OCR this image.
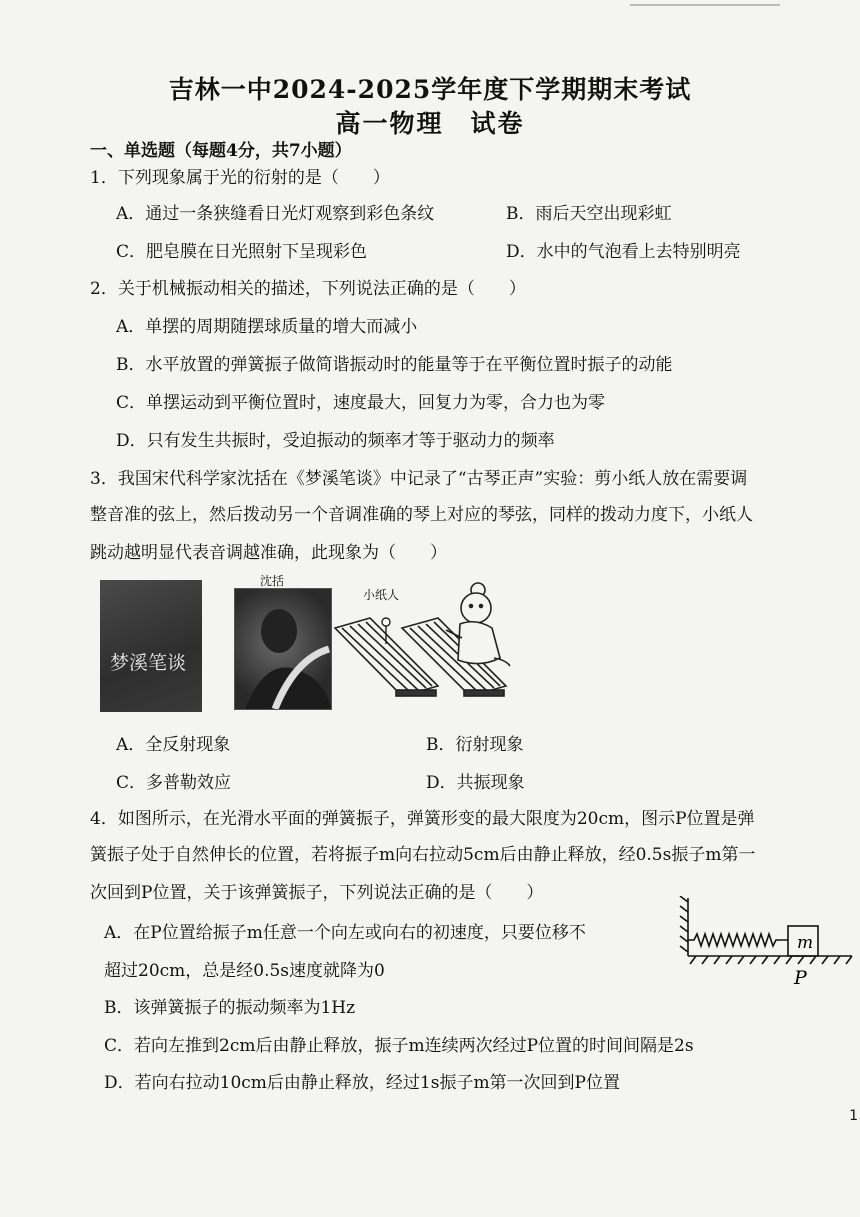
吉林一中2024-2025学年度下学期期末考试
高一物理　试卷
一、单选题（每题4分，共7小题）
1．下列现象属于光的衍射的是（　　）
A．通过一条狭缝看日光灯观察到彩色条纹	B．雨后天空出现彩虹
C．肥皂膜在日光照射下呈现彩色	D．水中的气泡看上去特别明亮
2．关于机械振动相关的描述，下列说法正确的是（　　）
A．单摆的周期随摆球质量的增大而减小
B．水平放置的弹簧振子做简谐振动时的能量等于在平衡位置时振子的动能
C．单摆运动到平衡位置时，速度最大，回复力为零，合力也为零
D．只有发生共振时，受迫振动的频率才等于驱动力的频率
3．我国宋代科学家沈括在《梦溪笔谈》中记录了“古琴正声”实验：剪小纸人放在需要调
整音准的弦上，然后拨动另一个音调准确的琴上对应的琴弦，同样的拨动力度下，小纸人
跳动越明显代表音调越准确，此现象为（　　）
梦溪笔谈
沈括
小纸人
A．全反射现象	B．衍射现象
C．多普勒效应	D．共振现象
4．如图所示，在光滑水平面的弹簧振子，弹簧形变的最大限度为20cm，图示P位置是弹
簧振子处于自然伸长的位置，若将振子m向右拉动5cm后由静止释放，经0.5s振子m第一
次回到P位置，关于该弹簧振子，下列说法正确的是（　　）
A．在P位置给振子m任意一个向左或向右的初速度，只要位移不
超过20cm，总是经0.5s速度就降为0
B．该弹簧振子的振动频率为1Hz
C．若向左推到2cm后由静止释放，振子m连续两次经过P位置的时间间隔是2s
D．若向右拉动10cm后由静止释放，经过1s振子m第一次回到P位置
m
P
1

**DO THIS**
Transcribe every entry word for word, but omit the pictures.

**EXERCISE OUTPUT**
OCR this image.
吉林一中2024-2025学年度下学期期末考试
高一物理　试卷
一、单选题（每题4分，共7小题）
1．下列现象属于光的衍射的是（　　）
A．通过一条狭缝看日光灯观察到彩色条纹	B．雨后天空出现彩虹
C．肥皂膜在日光照射下呈现彩色	D．水中的气泡看上去特别明亮
2．关于机械振动相关的描述，下列说法正确的是（　　）
A．单摆的周期随摆球质量的增大而减小
B．水平放置的弹簧振子做简谐振动时的能量等于在平衡位置时振子的动能
C．单摆运动到平衡位置时，速度最大，回复力为零，合力也为零
D．只有发生共振时，受迫振动的频率才等于驱动力的频率
3．我国宋代科学家沈括在《梦溪笔谈》中记录了“古琴正声”实验：剪小纸人放在需要调
整音准的弦上，然后拨动另一个音调准确的琴上对应的琴弦，同样的拨动力度下，小纸人
跳动越明显代表音调越准确，此现象为（　　）
梦溪笔谈
沈括
小纸人
A．全反射现象	B．衍射现象
C．多普勒效应	D．共振现象
4．如图所示，在光滑水平面的弹簧振子，弹簧形变的最大限度为20cm，图示P位置是弹
簧振子处于自然伸长的位置，若将振子m向右拉动5cm后由静止释放，经0.5s振子m第一
次回到P位置，关于该弹簧振子，下列说法正确的是（　　）
A．在P位置给振子m任意一个向左或向右的初速度，只要位移不
超过20cm，总是经0.5s速度就降为0
B．该弹簧振子的振动频率为1Hz
C．若向左推到2cm后由静止释放，振子m连续两次经过P位置的时间间隔是2s
D．若向右拉动10cm后由静止释放，经过1s振子m第一次回到P位置
m
P
1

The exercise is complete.